══ Raw records ══

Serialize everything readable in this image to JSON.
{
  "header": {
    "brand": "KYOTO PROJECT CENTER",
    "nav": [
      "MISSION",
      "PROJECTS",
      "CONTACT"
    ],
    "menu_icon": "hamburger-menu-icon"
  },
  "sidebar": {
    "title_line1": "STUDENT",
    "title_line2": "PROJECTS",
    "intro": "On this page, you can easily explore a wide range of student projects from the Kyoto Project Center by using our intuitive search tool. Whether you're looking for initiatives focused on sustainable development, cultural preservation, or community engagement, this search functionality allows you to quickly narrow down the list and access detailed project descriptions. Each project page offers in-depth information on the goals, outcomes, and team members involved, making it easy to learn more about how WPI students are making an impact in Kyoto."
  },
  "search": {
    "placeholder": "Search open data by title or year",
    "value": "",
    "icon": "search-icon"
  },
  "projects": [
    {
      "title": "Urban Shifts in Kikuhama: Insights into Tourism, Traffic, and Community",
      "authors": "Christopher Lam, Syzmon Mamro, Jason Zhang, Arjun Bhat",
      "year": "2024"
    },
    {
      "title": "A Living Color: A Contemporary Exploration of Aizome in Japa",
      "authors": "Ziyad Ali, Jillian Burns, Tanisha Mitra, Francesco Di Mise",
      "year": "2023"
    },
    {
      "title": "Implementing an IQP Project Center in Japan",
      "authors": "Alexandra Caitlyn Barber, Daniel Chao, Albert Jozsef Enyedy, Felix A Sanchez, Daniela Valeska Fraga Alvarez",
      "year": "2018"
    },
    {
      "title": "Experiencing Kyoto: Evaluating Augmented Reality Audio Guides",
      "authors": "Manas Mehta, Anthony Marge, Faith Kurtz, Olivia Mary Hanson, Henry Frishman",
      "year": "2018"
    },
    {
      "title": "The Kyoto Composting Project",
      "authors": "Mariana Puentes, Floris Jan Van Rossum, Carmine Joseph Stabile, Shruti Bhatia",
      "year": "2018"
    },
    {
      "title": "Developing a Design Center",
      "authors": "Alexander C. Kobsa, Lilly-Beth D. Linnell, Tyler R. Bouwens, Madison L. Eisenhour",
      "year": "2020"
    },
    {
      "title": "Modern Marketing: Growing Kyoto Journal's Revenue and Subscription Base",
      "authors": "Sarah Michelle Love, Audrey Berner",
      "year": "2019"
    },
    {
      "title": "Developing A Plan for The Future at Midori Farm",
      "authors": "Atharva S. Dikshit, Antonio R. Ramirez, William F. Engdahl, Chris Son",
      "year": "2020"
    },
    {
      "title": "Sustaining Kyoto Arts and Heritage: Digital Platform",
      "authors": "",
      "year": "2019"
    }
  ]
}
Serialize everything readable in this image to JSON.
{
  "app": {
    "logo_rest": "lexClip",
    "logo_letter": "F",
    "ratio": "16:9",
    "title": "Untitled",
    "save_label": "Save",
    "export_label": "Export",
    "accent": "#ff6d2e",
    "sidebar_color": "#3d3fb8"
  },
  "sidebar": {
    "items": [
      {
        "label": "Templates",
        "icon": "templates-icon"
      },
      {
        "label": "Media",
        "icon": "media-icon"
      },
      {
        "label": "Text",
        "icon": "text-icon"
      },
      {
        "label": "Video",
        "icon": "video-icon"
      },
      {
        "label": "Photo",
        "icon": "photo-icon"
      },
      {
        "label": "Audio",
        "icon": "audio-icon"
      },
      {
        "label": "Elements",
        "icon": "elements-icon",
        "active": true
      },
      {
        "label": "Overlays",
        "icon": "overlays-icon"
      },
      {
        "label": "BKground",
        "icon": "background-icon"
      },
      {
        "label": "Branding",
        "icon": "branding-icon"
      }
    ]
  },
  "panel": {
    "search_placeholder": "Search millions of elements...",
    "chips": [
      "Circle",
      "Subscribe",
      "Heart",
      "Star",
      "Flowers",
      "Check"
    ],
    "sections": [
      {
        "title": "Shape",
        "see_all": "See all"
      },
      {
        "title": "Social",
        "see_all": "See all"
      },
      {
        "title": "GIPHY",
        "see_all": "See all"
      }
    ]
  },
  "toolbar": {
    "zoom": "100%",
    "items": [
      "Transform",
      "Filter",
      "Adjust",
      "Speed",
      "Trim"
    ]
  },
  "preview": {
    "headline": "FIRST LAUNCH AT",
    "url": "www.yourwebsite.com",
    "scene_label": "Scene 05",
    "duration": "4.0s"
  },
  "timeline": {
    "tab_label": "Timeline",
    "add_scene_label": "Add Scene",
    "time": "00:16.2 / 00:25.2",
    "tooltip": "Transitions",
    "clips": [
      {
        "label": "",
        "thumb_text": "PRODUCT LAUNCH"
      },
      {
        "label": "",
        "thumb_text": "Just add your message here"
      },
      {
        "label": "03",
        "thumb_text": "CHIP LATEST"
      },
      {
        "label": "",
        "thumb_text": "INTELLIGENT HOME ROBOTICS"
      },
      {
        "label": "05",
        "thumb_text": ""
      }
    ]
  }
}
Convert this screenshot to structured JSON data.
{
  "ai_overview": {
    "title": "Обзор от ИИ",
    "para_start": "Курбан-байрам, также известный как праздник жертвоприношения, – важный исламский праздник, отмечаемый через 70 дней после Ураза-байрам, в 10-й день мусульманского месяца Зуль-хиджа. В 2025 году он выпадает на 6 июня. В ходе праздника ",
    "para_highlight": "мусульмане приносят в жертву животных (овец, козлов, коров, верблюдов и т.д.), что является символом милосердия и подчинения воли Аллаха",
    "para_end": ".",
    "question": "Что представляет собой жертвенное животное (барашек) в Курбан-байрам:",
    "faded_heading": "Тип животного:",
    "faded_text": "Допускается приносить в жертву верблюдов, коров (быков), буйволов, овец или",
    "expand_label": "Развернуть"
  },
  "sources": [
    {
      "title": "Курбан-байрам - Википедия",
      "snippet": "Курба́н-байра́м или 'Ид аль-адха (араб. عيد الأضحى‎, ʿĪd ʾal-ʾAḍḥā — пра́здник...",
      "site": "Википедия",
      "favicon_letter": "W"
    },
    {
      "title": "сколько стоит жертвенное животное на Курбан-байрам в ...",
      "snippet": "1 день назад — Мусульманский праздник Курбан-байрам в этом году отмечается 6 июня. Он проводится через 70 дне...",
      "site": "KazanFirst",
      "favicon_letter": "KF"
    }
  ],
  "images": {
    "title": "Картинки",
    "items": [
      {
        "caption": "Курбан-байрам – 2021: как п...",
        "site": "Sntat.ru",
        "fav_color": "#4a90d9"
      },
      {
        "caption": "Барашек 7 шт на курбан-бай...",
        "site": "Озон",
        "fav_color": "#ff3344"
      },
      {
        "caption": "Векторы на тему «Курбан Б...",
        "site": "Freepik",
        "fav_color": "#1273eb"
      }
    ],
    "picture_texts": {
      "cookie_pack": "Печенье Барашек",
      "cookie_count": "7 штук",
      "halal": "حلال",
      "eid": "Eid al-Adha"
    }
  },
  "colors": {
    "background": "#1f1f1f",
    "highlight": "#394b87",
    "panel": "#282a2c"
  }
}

═══

- [Directions for this task]: Repeat the data verbatim.

- [Result]:
Serialize everything readable in this image to JSON.
{
  "header": {
    "brand": "KYOTO PROJECT CENTER",
    "nav": [
      "MISSION",
      "PROJECTS",
      "CONTACT"
    ],
    "menu_icon": "hamburger-menu-icon"
  },
  "sidebar": {
    "title_line1": "STUDENT",
    "title_line2": "PROJECTS",
    "intro": "On this page, you can easily explore a wide range of student projects from the Kyoto Project Center by using our intuitive search tool. Whether you're looking for initiatives focused on sustainable development, cultural preservation, or community engagement, this search functionality allows you to quickly narrow down the list and access detailed project descriptions. Each project page offers in-depth information on the goals, outcomes, and team members involved, making it easy to learn more about how WPI students are making an impact in Kyoto."
  },
  "search": {
    "placeholder": "Search open data by title or year",
    "value": "",
    "icon": "search-icon"
  },
  "projects": [
    {
      "title": "Urban Shifts in Kikuhama: Insights into Tourism, Traffic, and Community",
      "authors": "Christopher Lam, Syzmon Mamro, Jason Zhang, Arjun Bhat",
      "year": "2024"
    },
    {
      "title": "A Living Color: A Contemporary Exploration of Aizome in Japa",
      "authors": "Ziyad Ali, Jillian Burns, Tanisha Mitra, Francesco Di Mise",
      "year": "2023"
    },
    {
      "title": "Implementing an IQP Project Center in Japan",
      "authors": "Alexandra Caitlyn Barber, Daniel Chao, Albert Jozsef Enyedy, Felix A Sanchez, Daniela Valeska Fraga Alvarez",
      "year": "2018"
    },
    {
      "title": "Experiencing Kyoto: Evaluating Augmented Reality Audio Guides",
      "authors": "Manas Mehta, Anthony Marge, Faith Kurtz, Olivia Mary Hanson, Henry Frishman",
      "year": "2018"
    },
    {
      "title": "The Kyoto Composting Project",
      "authors": "Mariana Puentes, Floris Jan Van Rossum, Carmine Joseph Stabile, Shruti Bhatia",
      "year": "2018"
    },
    {
      "title": "Developing a Design Center",
      "authors": "Alexander C. Kobsa, Lilly-Beth D. Linnell, Tyler R. Bouwens, Madison L. Eisenhour",
      "year": "2020"
    },
    {
      "title": "Modern Marketing: Growing Kyoto Journal's Revenue and Subscription Base",
      "authors": "Sarah Michelle Love, Audrey Berner",
      "year": "2019"
    },
    {
      "title": "Developing A Plan for The Future at Midori Farm",
      "authors": "Atharva S. Dikshit, Antonio R. Ramirez, William F. Engdahl, Chris Son",
      "year": "2020"
    },
    {
      "title": "Sustaining Kyoto Arts and Heritage: Digital Platform",
      "authors": "",
      "year": "2019"
    }
  ]
}
Serialize everything readable in this image to JSON.
{
  "app": {
    "logo_rest": "lexClip",
    "logo_letter": "F",
    "ratio": "16:9",
    "title": "Untitled",
    "save_label": "Save",
    "export_label": "Export",
    "accent": "#ff6d2e",
    "sidebar_color": "#3d3fb8"
  },
  "sidebar": {
    "items": [
      {
        "label": "Templates",
        "icon": "templates-icon"
      },
      {
        "label": "Media",
        "icon": "media-icon"
      },
      {
        "label": "Text",
        "icon": "text-icon"
      },
      {
        "label": "Video",
        "icon": "video-icon"
      },
      {
        "label": "Photo",
        "icon": "photo-icon"
      },
      {
        "label": "Audio",
        "icon": "audio-icon"
      },
      {
        "label": "Elements",
        "icon": "elements-icon",
        "active": true
      },
      {
        "label": "Overlays",
        "icon": "overlays-icon"
      },
      {
        "label": "BKground",
        "icon": "background-icon"
      },
      {
        "label": "Branding",
        "icon": "branding-icon"
      }
    ]
  },
  "panel": {
    "search_placeholder": "Search millions of elements...",
    "chips": [
      "Circle",
      "Subscribe",
      "Heart",
      "Star",
      "Flowers",
      "Check"
    ],
    "sections": [
      {
        "title": "Shape",
        "see_all": "See all"
      },
      {
        "title": "Social",
        "see_all": "See all"
      },
      {
        "title": "GIPHY",
        "see_all": "See all"
      }
    ]
  },
  "toolbar": {
    "zoom": "100%",
    "items": [
      "Transform",
      "Filter",
      "Adjust",
      "Speed",
      "Trim"
    ]
  },
  "preview": {
    "headline": "FIRST LAUNCH AT",
    "url": "www.yourwebsite.com",
    "scene_label": "Scene 05",
    "duration": "4.0s"
  },
  "timeline": {
    "tab_label": "Timeline",
    "add_scene_label": "Add Scene",
    "time": "00:16.2 / 00:25.2",
    "tooltip": "Transitions",
    "clips": [
      {
        "label": "",
        "thumb_text": "PRODUCT LAUNCH"
      },
      {
        "label": "",
        "thumb_text": "Just add your message here"
      },
      {
        "label": "03",
        "thumb_text": "CHIP LATEST"
      },
      {
        "label": "",
        "thumb_text": "INTELLIGENT HOME ROBOTICS"
      },
      {
        "label": "05",
        "thumb_text": ""
      }
    ]
  }
}
Convert this screenshot to structured JSON data.
{
  "ai_overview": {
    "title": "Обзор от ИИ",
    "para_start": "Курбан-байрам, также известный как праздник жертвоприношения, – важный исламский праздник, отмечаемый через 70 дней после Ураза-байрам, в 10-й день мусульманского месяца Зуль-хиджа. В 2025 году он выпадает на 6 июня. В ходе праздника ",
    "para_highlight": "мусульмане приносят в жертву животных (овец, козлов, коров, верблюдов и т.д.), что является символом милосердия и подчинения воли Аллаха",
    "para_end": ".",
    "question": "Что представляет собой жертвенное животное (барашек) в Курбан-байрам:",
    "faded_heading": "Тип животного:",
    "faded_text": "Допускается приносить в жертву верблюдов, коров (быков), буйволов, овец или",
    "expand_label": "Развернуть"
  },
  "sources": [
    {
      "title": "Курбан-байрам - Википедия",
      "snippet": "Курба́н-байра́м или 'Ид аль-адха (араб. عيد الأضحى‎, ʿĪd ʾal-ʾAḍḥā — пра́здник...",
      "site": "Википедия",
      "favicon_letter": "W"
    },
    {
      "title": "сколько стоит жертвенное животное на Курбан-байрам в ...",
      "snippet": "1 день назад — Мусульманский праздник Курбан-байрам в этом году отмечается 6 июня. Он проводится через 70 дне...",
      "site": "KazanFirst",
      "favicon_letter": "KF"
    }
  ],
  "images": {
    "title": "Картинки",
    "items": [
      {
        "caption": "Курбан-байрам – 2021: как п...",
        "site": "Sntat.ru",
        "fav_color": "#4a90d9"
      },
      {
        "caption": "Барашек 7 шт на курбан-бай...",
        "site": "Озон",
        "fav_color": "#ff3344"
      },
      {
        "caption": "Векторы на тему «Курбан Б...",
        "site": "Freepik",
        "fav_color": "#1273eb"
      }
    ],
    "picture_texts": {
      "cookie_pack": "Печенье Барашек",
      "cookie_count": "7 штук",
      "halal": "حلال",
      "eid": "Eid al-Adha"
    }
  },
  "colors": {
    "background": "#1f1f1f",
    "highlight": "#394b87",
    "panel": "#282a2c"
  }
}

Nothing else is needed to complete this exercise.